__Short task__. Reproduce each of the following rows verbatim, keeping every line in its original order.

(Dataset rows)
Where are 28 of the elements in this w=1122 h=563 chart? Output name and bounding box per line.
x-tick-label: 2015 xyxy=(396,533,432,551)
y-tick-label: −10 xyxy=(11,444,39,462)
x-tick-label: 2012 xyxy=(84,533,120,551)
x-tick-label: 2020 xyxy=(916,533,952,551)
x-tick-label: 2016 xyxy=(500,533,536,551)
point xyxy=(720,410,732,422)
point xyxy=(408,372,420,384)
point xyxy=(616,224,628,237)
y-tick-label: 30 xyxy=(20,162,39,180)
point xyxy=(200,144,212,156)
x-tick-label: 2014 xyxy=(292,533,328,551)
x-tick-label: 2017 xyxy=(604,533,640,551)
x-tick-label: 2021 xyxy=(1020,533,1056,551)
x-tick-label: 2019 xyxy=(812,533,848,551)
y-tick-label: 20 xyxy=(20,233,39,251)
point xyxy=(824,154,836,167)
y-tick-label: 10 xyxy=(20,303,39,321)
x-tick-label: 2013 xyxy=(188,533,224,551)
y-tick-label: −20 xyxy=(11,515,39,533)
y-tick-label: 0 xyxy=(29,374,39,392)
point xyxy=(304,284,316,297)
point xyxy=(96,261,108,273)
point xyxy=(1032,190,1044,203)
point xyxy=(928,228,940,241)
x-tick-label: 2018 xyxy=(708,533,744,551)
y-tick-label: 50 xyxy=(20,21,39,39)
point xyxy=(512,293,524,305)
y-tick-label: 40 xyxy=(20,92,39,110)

__Written answer__.
Where are 28 of the elements in this w=1122 h=563 chart? Output name and bounding box per line.
x-tick-label: 2015 xyxy=(396,533,432,551)
y-tick-label: −10 xyxy=(11,444,39,462)
x-tick-label: 2012 xyxy=(84,533,120,551)
x-tick-label: 2020 xyxy=(916,533,952,551)
x-tick-label: 2016 xyxy=(500,533,536,551)
point xyxy=(720,410,732,422)
point xyxy=(408,372,420,384)
point xyxy=(616,224,628,237)
y-tick-label: 30 xyxy=(20,162,39,180)
point xyxy=(200,144,212,156)
x-tick-label: 2014 xyxy=(292,533,328,551)
x-tick-label: 2017 xyxy=(604,533,640,551)
x-tick-label: 2021 xyxy=(1020,533,1056,551)
x-tick-label: 2019 xyxy=(812,533,848,551)
y-tick-label: 20 xyxy=(20,233,39,251)
point xyxy=(824,154,836,167)
y-tick-label: 10 xyxy=(20,303,39,321)
x-tick-label: 2013 xyxy=(188,533,224,551)
y-tick-label: −20 xyxy=(11,515,39,533)
y-tick-label: 0 xyxy=(29,374,39,392)
point xyxy=(304,284,316,297)
point xyxy=(96,261,108,273)
point xyxy=(1032,190,1044,203)
point xyxy=(928,228,940,241)
x-tick-label: 2018 xyxy=(708,533,744,551)
y-tick-label: 50 xyxy=(20,21,39,39)
point xyxy=(512,293,524,305)
y-tick-label: 40 xyxy=(20,92,39,110)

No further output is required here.